▶ [What is expected]: Scan the data. Collect each line that contains the word "limits".

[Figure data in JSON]
+-------+

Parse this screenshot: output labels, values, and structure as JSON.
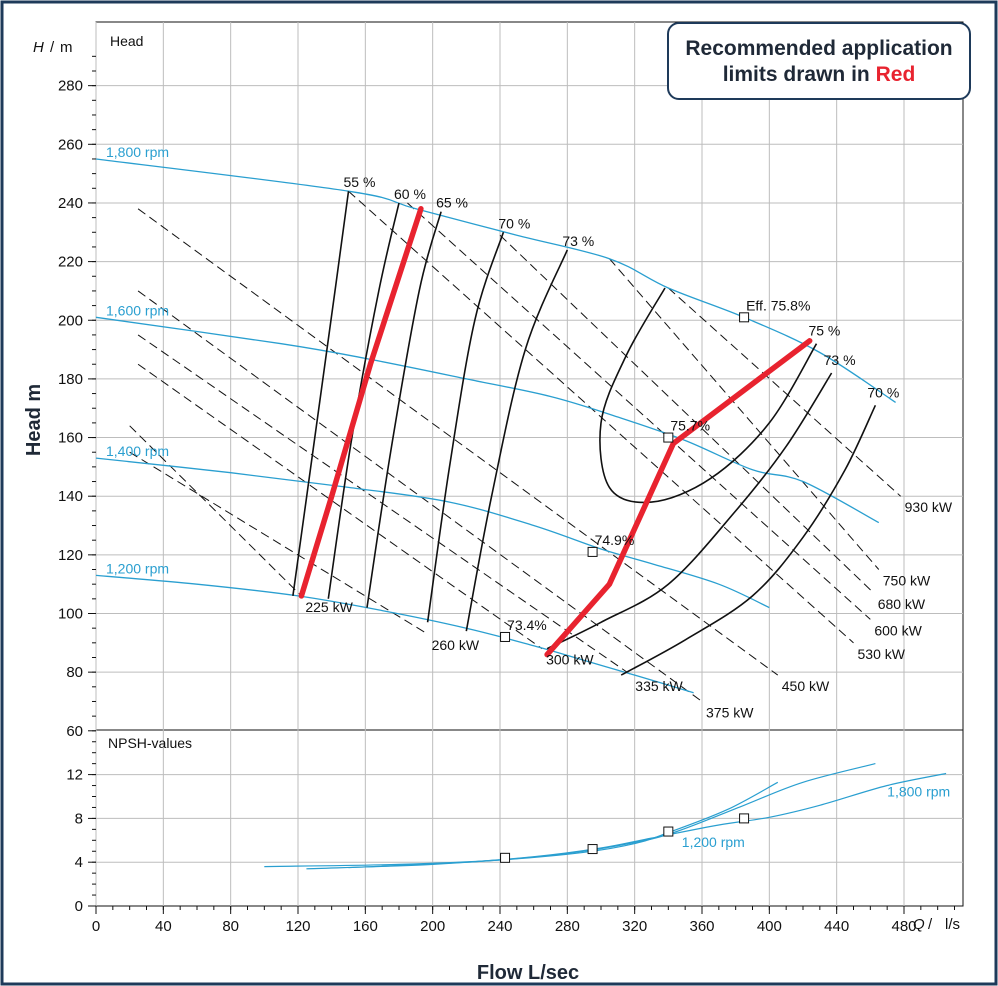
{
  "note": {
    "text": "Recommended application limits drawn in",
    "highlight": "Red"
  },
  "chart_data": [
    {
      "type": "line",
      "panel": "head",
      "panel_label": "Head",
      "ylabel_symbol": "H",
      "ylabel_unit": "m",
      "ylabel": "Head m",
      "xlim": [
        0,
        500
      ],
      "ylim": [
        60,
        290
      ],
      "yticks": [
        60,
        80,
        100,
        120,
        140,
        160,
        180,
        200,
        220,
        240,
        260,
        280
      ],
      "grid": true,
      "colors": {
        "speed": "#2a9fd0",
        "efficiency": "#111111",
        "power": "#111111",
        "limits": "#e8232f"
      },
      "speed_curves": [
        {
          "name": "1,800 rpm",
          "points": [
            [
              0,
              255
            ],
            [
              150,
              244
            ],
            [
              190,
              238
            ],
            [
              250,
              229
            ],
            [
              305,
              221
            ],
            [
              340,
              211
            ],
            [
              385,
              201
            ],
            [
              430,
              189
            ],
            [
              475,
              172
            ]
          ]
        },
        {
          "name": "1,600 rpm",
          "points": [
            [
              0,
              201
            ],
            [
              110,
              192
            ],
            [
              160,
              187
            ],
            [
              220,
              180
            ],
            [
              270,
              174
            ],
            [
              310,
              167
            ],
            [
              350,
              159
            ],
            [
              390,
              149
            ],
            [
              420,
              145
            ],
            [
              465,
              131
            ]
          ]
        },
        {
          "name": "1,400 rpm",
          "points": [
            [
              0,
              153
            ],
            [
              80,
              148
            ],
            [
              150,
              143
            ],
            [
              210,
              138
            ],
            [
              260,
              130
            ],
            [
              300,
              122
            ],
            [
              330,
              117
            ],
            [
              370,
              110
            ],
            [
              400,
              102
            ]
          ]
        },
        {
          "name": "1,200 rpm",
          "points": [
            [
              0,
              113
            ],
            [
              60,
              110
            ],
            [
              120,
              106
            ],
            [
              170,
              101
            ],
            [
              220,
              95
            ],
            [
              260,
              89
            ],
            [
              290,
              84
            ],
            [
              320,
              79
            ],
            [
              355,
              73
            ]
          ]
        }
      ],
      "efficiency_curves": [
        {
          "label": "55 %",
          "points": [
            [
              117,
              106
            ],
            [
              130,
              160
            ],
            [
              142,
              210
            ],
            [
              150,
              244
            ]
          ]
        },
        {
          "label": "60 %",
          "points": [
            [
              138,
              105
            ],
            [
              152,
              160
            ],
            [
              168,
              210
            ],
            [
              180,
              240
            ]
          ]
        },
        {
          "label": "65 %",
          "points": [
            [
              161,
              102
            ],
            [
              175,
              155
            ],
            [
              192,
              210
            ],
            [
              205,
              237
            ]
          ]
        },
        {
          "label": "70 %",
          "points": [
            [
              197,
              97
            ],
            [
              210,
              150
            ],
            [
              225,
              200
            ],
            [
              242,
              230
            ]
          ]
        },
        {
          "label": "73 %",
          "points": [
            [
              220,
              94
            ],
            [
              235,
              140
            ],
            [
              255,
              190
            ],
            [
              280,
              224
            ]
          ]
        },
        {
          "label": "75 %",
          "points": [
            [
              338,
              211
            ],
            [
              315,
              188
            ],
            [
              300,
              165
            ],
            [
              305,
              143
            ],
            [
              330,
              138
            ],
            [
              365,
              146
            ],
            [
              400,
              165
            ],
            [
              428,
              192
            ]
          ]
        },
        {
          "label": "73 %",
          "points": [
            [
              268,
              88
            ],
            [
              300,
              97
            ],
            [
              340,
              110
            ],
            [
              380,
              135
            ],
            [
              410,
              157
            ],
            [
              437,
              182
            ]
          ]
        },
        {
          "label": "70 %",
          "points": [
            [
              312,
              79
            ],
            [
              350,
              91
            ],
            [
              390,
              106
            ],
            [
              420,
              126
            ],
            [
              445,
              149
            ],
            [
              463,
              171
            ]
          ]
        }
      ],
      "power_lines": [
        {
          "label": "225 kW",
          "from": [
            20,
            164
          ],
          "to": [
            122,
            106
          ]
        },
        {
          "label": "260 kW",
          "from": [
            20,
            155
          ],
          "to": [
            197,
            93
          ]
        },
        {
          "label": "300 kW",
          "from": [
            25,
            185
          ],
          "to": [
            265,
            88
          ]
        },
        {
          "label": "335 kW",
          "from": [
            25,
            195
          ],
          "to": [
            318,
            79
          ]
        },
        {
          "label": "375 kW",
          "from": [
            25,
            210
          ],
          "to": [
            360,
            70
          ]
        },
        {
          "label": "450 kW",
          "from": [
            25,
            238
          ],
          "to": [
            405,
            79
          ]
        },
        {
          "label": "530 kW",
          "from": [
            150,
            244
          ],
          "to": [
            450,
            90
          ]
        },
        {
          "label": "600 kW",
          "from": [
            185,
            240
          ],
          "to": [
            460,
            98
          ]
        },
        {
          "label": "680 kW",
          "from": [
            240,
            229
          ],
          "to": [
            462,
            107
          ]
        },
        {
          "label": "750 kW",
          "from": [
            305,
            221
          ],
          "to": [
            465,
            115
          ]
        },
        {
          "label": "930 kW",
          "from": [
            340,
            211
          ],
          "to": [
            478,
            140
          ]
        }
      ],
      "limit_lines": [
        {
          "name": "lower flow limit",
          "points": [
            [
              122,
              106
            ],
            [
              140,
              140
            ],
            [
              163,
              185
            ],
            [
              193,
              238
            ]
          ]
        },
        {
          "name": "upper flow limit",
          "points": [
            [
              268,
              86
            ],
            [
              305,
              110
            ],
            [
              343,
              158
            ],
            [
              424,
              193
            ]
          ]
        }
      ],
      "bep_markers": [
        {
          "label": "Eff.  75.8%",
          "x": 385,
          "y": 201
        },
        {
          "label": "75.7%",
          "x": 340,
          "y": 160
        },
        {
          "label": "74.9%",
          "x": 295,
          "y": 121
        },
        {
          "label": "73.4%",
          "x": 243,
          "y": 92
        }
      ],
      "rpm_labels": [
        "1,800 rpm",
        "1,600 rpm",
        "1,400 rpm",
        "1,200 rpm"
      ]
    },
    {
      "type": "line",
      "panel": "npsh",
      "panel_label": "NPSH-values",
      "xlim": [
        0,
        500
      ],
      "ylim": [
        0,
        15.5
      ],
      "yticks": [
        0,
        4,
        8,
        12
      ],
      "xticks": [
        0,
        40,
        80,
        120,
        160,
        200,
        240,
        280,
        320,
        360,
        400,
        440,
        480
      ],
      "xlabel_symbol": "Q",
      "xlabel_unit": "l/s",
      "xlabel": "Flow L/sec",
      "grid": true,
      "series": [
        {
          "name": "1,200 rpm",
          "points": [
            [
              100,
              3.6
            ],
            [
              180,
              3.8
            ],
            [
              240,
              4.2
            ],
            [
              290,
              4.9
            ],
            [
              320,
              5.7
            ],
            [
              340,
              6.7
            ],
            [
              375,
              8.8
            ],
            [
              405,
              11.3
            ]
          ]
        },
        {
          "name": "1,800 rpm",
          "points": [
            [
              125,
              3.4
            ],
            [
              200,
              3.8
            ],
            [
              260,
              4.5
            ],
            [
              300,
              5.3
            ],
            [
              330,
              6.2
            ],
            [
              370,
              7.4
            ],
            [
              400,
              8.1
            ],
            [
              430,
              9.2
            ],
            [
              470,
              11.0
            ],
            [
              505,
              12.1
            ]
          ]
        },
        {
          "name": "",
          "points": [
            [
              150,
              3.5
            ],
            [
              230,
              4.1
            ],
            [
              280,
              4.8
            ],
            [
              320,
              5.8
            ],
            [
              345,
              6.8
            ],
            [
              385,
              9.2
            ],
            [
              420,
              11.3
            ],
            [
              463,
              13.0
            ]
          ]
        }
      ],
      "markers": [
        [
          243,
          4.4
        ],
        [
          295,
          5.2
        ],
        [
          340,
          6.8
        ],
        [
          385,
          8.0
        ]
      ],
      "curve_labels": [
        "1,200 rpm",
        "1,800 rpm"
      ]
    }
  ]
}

+-------+

▶ [Right answer]:
    "text": "Recommended application limits drawn in",
        "limits": "#e8232f"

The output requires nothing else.